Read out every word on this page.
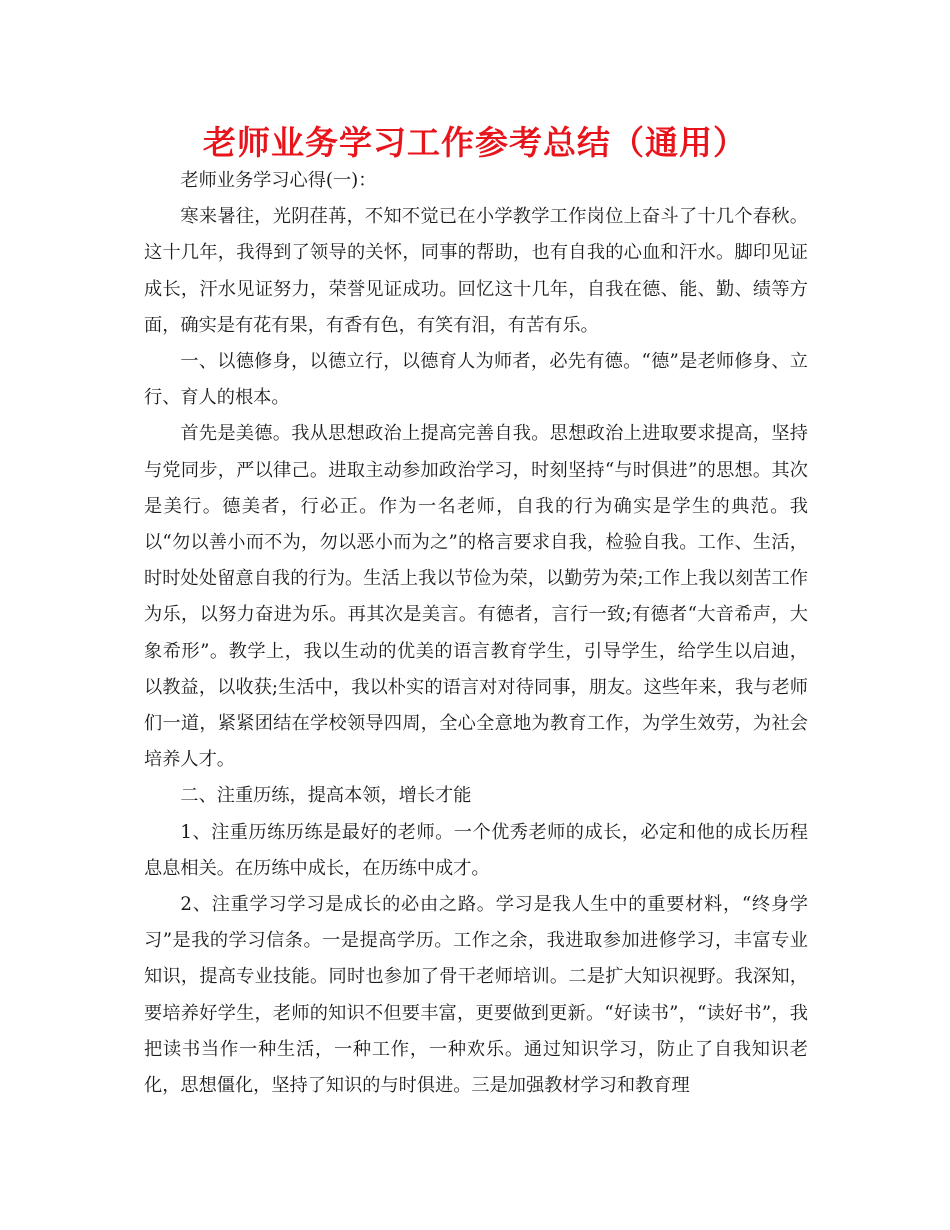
老师业务学习工作参考总结（通用）

老师业务学习心得(一)：

寒来暑往，光阴荏苒，不知不觉已在小学教学工作岗位上奋斗了十几个春秋。这十几年，我得到了领导的关怀，同事的帮助，也有自我的心血和汗水。脚印见证成长，汗水见证努力，荣誉见证成功。回忆这十几年，自我在德、能、勤、绩等方面，确实是有花有果，有香有色，有笑有泪，有苦有乐。

一、以德修身，以德立行，以德育人为师者，必先有德。“德”是老师修身、立行、育人的根本。

首先是美德。我从思想政治上提高完善自我。思想政治上进取要求提高，坚持与党同步，严以律己。进取主动参加政治学习，时刻坚持“与时俱进”的思想。其次是美行。德美者，行必正。作为一名老师，自我的行为确实是学生的典范。我以“勿以善小而不为，勿以恶小而为之”的格言要求自我，检验自我。工作、生活，时时处处留意自我的行为。生活上我以节俭为荣，以勤劳为荣;工作上我以刻苦工作为乐，以努力奋进为乐。再其次是美言。有德者，言行一致;有德者“大音希声，大象希形”。教学上，我以生动的优美的语言教育学生，引导学生，给学生以启迪，以教益，以收获;生活中，我以朴实的语言对对待同事，朋友。这些年来，我与老师们一道，紧紧团结在学校领导四周，全心全意地为教育工作，为学生效劳，为社会培养人才。

二、注重历练，提高本领，增长才能

1、注重历练历练是最好的老师。一个优秀老师的成长，必定和他的成长历程息息相关。在历练中成长，在历练中成才。

2、注重学习学习是成长的必由之路。学习是我人生中的重要材料，“终身学习”是我的学习信条。一是提高学历。工作之余，我进取参加进修学习，丰富专业知识，提高专业技能。同时也参加了骨干老师培训。二是扩大知识视野。我深知，要培养好学生，老师的知识不但要丰富，更要做到更新。“好读书”，“读好书”，我把读书当作一种生活，一种工作，一种欢乐。通过知识学习，防止了自我知识老化，思想僵化，坚持了知识的与时俱进。三是加强教材学习和教育理
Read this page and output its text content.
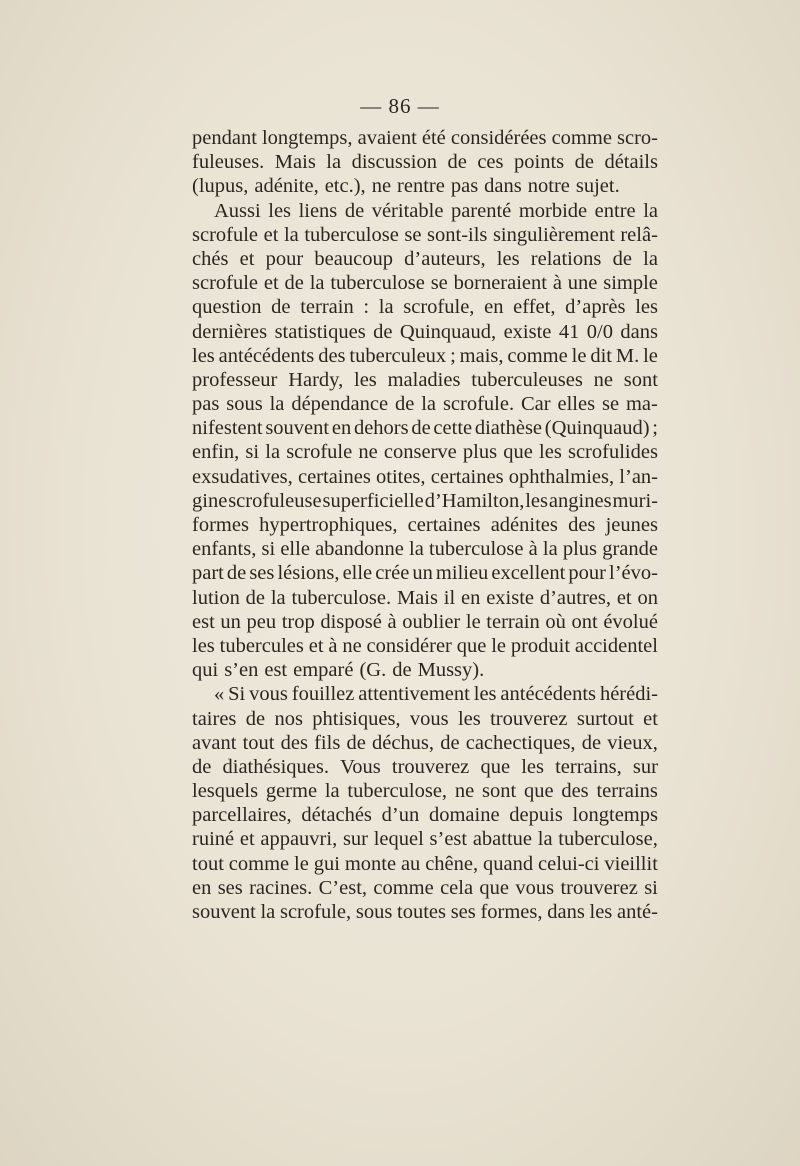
— 86 —
pendant longtemps, avaient été considérées comme scro-
fuleuses. Mais la discussion de ces points de détails
(lupus, adénite, etc.), ne rentre pas dans notre sujet.
Aussi les liens de véritable parenté morbide entre la
scrofule et la tuberculose se sont-ils singulièrement relâ-
chés et pour beaucoup d’auteurs, les relations de la
scrofule et de la tuberculose se borneraient à une simple
question de terrain : la scrofule, en effet, d’après les
dernières statistiques de Quinquaud, existe 41 0/0 dans
les antécédents des tuberculeux ; mais, comme le dit M. le
professeur Hardy, les maladies tuberculeuses ne sont
pas sous la dépendance de la scrofule. Car elles se ma-
nifestent souvent en dehors de cette diathèse (Quinquaud) ;
enfin, si la scrofule ne conserve plus que les scrofulides
exsudatives, certaines otites, certaines ophthalmies, l’an-
gine scrofuleuse superficielle d’Hamilton, les angines muri-
formes hypertrophiques, certaines adénites des jeunes
enfants, si elle abandonne la tuberculose à la plus grande
part de ses lésions, elle crée un milieu excellent pour l’évo-
lution de la tuberculose. Mais il en existe d’autres, et on
est un peu trop disposé à oublier le terrain où ont évolué
les tubercules et à ne considérer que le produit accidentel
qui s’en est emparé (G. de Mussy).
« Si vous fouillez attentivement les antécédents hérédi-
taires de nos phtisiques, vous les trouverez surtout et
avant tout des fils de déchus, de cachectiques, de vieux,
de diathésiques. Vous trouverez que les terrains, sur
lesquels germe la tuberculose, ne sont que des terrains
parcellaires, détachés d’un domaine depuis longtemps
ruiné et appauvri, sur lequel s’est abattue la tuberculose,
tout comme le gui monte au chêne, quand celui-ci vieillit
en ses racines. C’est, comme cela que vous trouverez si
souvent la scrofule, sous toutes ses formes, dans les anté-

| Given task |
Read the data above and pull out each line that holds the string "dans".

| Output of the exercise |
(lupus, adénite, etc.), ne rentre pas dans notre sujet.
dernières statistiques de Quinquaud, existe 41 0/0 dans
souvent la scrofule, sous toutes ses formes, dans les anté-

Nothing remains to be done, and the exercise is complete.